# [Problem to work on]
Copy all lines below containing "color".

_ _ _

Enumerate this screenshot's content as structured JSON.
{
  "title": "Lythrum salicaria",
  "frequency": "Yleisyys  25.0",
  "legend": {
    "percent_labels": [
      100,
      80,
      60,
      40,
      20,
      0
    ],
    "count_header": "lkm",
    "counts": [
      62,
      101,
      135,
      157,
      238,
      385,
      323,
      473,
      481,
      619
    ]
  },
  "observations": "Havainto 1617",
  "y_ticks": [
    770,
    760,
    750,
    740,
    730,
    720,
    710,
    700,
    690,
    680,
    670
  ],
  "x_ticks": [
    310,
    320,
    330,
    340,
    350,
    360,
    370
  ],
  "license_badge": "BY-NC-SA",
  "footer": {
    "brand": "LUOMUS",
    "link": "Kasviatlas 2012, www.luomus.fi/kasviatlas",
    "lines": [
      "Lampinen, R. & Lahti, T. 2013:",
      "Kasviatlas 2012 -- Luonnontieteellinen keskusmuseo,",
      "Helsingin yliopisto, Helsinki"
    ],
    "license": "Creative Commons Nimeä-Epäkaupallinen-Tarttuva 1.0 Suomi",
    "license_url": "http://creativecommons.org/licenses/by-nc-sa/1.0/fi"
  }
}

_ _ _

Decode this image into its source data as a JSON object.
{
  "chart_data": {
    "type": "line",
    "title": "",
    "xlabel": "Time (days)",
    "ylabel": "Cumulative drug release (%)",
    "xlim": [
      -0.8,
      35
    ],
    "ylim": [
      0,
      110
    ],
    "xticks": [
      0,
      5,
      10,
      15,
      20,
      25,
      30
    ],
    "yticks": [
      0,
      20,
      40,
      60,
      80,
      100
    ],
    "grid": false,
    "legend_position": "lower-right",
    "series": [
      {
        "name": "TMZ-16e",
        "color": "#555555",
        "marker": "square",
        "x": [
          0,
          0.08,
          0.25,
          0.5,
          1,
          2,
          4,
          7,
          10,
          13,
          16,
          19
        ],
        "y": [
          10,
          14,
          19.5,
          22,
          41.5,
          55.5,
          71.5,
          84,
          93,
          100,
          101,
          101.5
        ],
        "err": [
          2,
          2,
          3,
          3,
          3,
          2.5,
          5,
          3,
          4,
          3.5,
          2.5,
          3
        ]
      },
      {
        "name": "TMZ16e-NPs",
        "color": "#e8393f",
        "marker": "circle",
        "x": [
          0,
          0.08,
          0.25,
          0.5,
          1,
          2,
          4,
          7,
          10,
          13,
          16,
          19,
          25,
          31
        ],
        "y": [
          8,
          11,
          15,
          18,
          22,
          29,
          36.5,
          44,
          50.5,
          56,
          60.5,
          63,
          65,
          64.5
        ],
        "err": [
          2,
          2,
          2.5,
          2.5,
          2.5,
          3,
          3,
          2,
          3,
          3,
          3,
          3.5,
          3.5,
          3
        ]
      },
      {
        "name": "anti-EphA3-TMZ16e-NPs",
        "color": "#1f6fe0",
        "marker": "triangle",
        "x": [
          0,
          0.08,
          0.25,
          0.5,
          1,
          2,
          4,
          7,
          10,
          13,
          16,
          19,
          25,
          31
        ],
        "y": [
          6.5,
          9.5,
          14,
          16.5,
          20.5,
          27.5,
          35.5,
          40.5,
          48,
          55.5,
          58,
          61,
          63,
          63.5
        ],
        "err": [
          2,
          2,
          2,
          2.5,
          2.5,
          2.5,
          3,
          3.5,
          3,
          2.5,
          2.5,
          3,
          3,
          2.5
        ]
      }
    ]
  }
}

_ _ _

# [Exercise answer]
        "color": "#555555",
        "color": "#e8393f",
        "color": "#1f6fe0",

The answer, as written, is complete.